** START RECORDS FOR PROCESSING **
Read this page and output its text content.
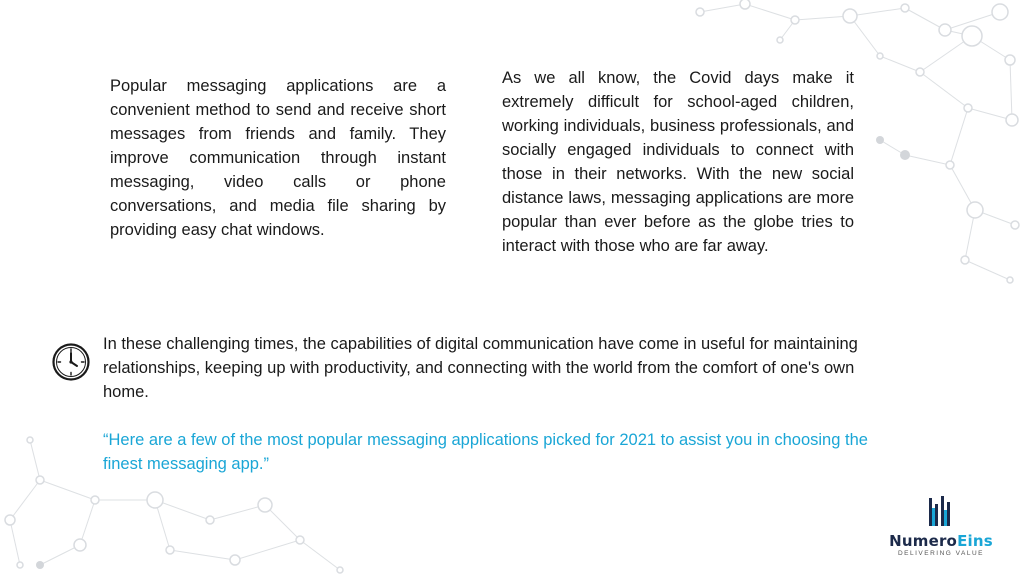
Popular messaging applications are a convenient method to send and receive short messages from friends and family. They improve communication through instant messaging, video calls or phone conversations, and media file sharing by providing easy chat windows.

As we all know, the Covid days make it extremely difficult for school-aged children, working individuals, business professionals, and socially engaged individuals to connect with those in their networks. With the new social distance laws, messaging applications are more popular than ever before as the globe tries to interact with those who are far away.

In these challenging times, the capabilities of digital communication have come in useful for maintaining relationships, keeping up with productivity, and connecting with the world from the comfort of one's own home.

“Here are a few of the most popular messaging applications picked for 2021 to assist you in choosing the finest messaging app.”

NumeroEins
DELIVERING VALUE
** END RECORDS FOR PROCESSING **
→ WHAT TO DO
Make an exact copy of every record, pictures excluded.

→ REPLY TO THE TASK
Read this page and output its text content.
Popular messaging applications are a convenient method to send and receive short messages from friends and family. They improve communication through instant messaging, video calls or phone conversations, and media file sharing by providing easy chat windows.

As we all know, the Covid days make it extremely difficult for school-aged children, working individuals, business professionals, and socially engaged individuals to connect with those in their networks. With the new social distance laws, messaging applications are more popular than ever before as the globe tries to interact with those who are far away.

In these challenging times, the capabilities of digital communication have come in useful for maintaining relationships, keeping up with productivity, and connecting with the world from the comfort of one's own home.

“Here are a few of the most popular messaging applications picked for 2021 to assist you in choosing the finest messaging app.”

NumeroEins
DELIVERING VALUE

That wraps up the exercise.